Records from a collection of figures
>>>>
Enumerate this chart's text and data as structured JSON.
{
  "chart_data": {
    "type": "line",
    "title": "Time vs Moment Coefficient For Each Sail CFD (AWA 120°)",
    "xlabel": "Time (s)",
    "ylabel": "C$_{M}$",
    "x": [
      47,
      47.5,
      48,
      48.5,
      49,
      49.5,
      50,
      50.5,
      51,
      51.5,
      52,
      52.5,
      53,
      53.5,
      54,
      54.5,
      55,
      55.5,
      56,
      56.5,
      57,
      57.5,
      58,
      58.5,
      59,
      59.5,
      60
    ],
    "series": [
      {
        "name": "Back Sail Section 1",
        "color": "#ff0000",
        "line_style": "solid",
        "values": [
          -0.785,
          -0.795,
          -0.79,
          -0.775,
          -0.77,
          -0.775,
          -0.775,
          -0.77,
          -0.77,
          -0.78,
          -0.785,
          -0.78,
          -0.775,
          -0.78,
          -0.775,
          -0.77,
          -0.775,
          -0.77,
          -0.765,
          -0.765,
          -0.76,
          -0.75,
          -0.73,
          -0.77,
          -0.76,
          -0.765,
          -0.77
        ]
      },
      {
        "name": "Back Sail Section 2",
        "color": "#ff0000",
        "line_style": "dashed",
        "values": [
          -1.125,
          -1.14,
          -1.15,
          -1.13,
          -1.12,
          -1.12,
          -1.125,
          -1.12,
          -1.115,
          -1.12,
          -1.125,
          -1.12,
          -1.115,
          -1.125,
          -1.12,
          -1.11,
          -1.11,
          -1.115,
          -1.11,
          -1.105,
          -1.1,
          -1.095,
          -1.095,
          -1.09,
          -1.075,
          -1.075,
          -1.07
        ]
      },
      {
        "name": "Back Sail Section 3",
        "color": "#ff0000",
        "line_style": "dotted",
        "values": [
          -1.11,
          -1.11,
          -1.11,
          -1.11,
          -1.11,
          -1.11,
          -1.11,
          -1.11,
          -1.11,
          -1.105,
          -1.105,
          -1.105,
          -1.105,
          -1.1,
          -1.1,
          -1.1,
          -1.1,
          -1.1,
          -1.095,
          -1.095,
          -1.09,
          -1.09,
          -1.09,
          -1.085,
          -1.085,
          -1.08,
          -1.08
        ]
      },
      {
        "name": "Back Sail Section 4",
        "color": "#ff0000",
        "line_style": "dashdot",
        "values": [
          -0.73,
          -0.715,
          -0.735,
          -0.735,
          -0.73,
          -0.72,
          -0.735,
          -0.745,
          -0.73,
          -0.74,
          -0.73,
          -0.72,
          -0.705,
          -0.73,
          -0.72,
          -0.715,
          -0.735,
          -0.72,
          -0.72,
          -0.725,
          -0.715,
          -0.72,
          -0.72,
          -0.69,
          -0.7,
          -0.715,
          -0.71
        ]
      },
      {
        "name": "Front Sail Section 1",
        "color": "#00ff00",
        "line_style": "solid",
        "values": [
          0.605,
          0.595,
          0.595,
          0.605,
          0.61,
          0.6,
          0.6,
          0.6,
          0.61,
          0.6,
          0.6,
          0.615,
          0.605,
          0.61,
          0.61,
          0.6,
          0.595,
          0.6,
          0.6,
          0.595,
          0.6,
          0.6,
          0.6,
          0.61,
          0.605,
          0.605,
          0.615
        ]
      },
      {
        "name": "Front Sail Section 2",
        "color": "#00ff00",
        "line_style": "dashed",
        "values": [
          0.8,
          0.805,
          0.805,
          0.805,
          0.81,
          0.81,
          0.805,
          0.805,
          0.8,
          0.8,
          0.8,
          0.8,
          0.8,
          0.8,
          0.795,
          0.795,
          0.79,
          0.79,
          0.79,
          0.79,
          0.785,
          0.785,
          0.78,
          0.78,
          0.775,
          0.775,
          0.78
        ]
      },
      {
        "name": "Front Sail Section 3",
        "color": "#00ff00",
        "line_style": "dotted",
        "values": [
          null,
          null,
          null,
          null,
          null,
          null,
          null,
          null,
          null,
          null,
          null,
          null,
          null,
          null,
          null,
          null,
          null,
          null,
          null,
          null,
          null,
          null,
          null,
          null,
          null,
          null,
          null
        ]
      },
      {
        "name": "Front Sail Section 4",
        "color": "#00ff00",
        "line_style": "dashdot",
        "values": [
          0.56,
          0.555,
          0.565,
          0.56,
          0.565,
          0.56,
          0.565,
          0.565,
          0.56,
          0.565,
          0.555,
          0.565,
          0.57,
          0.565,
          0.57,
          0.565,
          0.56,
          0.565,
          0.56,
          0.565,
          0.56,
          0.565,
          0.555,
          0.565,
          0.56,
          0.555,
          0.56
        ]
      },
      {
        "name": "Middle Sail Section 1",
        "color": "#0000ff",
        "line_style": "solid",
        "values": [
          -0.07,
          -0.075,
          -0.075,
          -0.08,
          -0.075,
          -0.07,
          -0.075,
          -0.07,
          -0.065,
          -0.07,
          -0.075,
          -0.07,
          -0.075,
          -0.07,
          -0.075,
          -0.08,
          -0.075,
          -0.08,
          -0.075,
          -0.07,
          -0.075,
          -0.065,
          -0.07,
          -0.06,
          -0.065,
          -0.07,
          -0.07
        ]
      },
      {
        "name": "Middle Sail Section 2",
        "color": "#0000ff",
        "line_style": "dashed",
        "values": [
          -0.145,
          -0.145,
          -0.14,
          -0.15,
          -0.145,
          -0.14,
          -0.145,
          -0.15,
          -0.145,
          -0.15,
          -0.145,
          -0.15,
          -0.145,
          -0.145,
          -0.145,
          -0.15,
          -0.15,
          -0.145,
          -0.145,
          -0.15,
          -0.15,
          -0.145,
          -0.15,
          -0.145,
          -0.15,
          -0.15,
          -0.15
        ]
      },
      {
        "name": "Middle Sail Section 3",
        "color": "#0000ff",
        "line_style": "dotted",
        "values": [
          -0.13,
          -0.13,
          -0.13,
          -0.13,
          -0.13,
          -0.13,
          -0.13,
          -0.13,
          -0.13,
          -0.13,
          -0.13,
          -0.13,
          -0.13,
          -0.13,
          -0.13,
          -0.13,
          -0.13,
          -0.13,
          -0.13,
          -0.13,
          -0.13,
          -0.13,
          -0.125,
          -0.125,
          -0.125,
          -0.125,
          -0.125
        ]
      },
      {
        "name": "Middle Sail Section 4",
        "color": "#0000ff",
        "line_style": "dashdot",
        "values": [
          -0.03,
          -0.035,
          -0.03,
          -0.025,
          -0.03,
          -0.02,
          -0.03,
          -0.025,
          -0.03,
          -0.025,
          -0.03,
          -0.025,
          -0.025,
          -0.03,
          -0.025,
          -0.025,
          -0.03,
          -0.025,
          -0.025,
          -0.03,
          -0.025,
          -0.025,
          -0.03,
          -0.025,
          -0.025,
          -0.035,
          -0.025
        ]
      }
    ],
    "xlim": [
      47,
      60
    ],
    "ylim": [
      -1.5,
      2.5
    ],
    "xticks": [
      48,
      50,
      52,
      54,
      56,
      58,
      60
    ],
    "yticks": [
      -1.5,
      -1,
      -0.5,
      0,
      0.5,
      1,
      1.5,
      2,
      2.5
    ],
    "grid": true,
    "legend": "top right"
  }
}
<<<<
== Aim ==
Copy out each line in the preceding records that contains "Middle".

== Solution to this task ==
        "name": "Middle Sail Section 1",
        "name": "Middle Sail Section 2",
        "name": "Middle Sail Section 3",
        "name": "Middle Sail Section 4",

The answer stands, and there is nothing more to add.